-- Start LISTED RECORDS --

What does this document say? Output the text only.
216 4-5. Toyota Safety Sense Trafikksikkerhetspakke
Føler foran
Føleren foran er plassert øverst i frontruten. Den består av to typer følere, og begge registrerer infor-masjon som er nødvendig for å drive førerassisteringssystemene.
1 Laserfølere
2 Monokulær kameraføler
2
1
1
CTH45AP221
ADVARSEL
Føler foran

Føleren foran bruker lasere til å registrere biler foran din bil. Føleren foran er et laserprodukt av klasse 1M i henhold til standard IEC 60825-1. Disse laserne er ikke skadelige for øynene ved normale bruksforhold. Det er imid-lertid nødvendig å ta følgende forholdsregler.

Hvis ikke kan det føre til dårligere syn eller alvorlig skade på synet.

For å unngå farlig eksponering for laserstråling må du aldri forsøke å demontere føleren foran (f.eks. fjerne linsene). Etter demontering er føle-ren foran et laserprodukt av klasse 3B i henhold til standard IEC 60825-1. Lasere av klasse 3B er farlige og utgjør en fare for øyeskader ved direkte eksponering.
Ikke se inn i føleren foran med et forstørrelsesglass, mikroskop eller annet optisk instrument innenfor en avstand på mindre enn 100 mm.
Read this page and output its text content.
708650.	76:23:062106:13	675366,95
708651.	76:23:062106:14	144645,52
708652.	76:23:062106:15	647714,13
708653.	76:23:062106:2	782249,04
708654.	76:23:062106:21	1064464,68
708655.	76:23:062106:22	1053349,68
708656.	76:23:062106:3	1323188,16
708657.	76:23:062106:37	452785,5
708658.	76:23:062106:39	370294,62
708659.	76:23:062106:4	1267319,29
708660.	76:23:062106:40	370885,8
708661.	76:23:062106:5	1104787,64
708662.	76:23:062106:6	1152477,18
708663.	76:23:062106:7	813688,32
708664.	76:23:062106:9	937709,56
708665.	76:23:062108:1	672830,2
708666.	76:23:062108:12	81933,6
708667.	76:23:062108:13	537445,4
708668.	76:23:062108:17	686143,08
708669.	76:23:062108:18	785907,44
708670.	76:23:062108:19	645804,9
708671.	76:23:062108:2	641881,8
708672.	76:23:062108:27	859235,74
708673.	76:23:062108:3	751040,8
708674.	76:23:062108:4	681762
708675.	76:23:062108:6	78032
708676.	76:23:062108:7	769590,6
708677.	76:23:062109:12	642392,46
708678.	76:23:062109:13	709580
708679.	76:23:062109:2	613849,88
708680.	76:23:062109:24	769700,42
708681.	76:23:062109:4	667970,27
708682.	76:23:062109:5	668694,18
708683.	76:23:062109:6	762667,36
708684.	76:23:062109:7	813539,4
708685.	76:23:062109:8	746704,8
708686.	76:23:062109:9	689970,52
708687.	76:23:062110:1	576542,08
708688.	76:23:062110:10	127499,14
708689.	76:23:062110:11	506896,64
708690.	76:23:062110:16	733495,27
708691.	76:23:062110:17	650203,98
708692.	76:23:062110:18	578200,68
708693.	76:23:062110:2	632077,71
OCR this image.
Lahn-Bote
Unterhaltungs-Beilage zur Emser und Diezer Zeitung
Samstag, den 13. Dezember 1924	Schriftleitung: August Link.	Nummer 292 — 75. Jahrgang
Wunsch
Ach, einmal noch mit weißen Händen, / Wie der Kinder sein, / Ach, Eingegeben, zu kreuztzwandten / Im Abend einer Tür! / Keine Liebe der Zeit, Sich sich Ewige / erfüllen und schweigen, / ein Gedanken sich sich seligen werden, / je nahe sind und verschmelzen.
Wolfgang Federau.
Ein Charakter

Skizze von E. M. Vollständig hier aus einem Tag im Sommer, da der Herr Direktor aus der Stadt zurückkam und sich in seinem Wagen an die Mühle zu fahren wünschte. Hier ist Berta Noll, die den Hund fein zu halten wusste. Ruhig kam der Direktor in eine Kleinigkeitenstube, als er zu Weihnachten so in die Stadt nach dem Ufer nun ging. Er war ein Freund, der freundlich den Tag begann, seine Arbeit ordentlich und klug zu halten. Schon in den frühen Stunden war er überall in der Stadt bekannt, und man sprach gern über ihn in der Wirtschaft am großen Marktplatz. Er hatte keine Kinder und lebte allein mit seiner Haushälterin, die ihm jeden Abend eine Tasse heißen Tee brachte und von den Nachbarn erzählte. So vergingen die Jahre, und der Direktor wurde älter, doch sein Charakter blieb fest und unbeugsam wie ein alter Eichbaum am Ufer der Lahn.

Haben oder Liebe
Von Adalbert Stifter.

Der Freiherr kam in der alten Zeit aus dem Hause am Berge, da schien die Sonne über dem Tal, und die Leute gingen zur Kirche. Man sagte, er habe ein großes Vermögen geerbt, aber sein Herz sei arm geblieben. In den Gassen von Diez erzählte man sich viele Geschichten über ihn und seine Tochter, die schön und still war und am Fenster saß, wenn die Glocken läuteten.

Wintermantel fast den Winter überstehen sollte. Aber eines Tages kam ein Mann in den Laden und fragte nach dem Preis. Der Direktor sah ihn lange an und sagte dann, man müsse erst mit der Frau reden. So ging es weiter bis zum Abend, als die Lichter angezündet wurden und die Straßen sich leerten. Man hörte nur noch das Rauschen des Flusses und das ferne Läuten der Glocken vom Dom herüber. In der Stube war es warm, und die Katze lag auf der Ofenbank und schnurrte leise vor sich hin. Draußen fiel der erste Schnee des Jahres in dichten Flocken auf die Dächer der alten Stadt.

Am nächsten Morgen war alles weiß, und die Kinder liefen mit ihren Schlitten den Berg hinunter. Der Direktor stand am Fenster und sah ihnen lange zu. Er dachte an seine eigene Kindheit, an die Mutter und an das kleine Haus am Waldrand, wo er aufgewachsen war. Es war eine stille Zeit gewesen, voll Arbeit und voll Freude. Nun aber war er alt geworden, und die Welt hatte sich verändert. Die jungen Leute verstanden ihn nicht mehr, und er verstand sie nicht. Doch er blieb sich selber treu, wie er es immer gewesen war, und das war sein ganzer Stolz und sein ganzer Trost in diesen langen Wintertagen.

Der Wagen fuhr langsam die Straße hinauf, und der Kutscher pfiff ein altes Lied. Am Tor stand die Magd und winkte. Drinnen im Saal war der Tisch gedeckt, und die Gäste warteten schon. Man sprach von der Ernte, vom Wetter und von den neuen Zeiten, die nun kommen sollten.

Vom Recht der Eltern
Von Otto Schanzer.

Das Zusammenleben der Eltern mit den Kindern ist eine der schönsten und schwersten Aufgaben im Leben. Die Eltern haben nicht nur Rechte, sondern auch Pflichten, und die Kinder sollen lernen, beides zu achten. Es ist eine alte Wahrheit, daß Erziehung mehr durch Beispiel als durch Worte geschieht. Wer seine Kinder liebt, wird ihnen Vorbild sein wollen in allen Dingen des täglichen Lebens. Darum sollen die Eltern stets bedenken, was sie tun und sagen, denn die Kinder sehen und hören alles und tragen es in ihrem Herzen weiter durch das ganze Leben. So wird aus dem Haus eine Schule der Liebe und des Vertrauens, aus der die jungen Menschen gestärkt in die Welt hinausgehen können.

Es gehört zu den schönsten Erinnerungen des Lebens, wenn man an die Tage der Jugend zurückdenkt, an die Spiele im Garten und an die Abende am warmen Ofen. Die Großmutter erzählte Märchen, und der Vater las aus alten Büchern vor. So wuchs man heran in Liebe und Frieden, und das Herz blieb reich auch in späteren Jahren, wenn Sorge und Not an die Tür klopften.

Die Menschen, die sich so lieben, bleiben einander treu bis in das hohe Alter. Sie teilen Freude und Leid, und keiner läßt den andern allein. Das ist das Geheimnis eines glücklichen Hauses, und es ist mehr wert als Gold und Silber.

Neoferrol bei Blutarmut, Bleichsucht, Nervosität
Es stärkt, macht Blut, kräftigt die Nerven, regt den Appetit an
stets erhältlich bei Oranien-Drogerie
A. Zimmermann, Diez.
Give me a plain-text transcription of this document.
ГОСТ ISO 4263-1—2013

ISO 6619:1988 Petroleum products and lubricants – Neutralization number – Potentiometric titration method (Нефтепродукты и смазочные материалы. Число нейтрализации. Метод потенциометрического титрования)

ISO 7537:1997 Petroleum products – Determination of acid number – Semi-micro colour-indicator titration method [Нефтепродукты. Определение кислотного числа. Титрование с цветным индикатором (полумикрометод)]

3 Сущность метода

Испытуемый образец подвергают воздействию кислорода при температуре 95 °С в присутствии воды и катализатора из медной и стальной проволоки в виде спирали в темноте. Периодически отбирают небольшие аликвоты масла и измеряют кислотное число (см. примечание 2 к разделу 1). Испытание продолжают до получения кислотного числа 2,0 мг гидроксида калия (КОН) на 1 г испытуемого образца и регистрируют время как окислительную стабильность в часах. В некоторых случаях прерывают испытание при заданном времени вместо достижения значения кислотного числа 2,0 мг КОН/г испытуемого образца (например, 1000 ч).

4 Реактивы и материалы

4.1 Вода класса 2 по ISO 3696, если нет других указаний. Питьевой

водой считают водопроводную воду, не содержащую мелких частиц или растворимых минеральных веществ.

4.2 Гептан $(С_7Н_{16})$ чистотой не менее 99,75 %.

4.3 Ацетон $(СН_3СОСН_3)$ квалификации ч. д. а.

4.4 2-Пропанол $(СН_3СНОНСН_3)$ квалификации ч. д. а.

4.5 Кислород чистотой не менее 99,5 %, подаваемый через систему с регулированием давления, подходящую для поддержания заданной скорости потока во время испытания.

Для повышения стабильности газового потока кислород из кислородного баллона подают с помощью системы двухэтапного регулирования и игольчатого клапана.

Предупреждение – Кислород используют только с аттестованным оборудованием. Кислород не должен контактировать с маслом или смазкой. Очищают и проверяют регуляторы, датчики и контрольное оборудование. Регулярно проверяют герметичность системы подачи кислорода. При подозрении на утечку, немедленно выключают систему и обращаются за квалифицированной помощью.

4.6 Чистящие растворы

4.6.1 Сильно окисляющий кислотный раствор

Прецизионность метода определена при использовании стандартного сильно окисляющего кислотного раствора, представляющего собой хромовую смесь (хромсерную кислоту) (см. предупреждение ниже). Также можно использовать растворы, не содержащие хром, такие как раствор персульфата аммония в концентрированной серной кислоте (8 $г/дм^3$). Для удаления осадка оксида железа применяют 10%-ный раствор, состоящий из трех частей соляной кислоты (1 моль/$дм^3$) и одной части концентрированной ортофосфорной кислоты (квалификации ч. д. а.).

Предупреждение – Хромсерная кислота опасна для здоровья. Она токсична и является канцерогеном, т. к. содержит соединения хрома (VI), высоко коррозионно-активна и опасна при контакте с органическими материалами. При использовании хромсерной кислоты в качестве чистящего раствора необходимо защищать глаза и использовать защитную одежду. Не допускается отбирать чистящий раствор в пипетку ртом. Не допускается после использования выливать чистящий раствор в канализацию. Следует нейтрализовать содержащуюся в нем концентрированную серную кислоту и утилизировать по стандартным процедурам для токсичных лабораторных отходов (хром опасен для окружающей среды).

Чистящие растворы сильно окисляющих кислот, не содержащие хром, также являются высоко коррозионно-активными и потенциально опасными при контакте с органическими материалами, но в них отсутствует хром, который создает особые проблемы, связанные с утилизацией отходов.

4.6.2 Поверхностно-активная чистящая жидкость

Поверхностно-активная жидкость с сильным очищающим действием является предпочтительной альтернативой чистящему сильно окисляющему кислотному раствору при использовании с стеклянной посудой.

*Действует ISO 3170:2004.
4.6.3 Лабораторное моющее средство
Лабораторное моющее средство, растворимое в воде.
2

-- End LISTED RECORDS --

THE PROBLEM:
Lines that include the word "материалы" — how many are there in the data? Answer with the number alone.

THE ANSWER:
2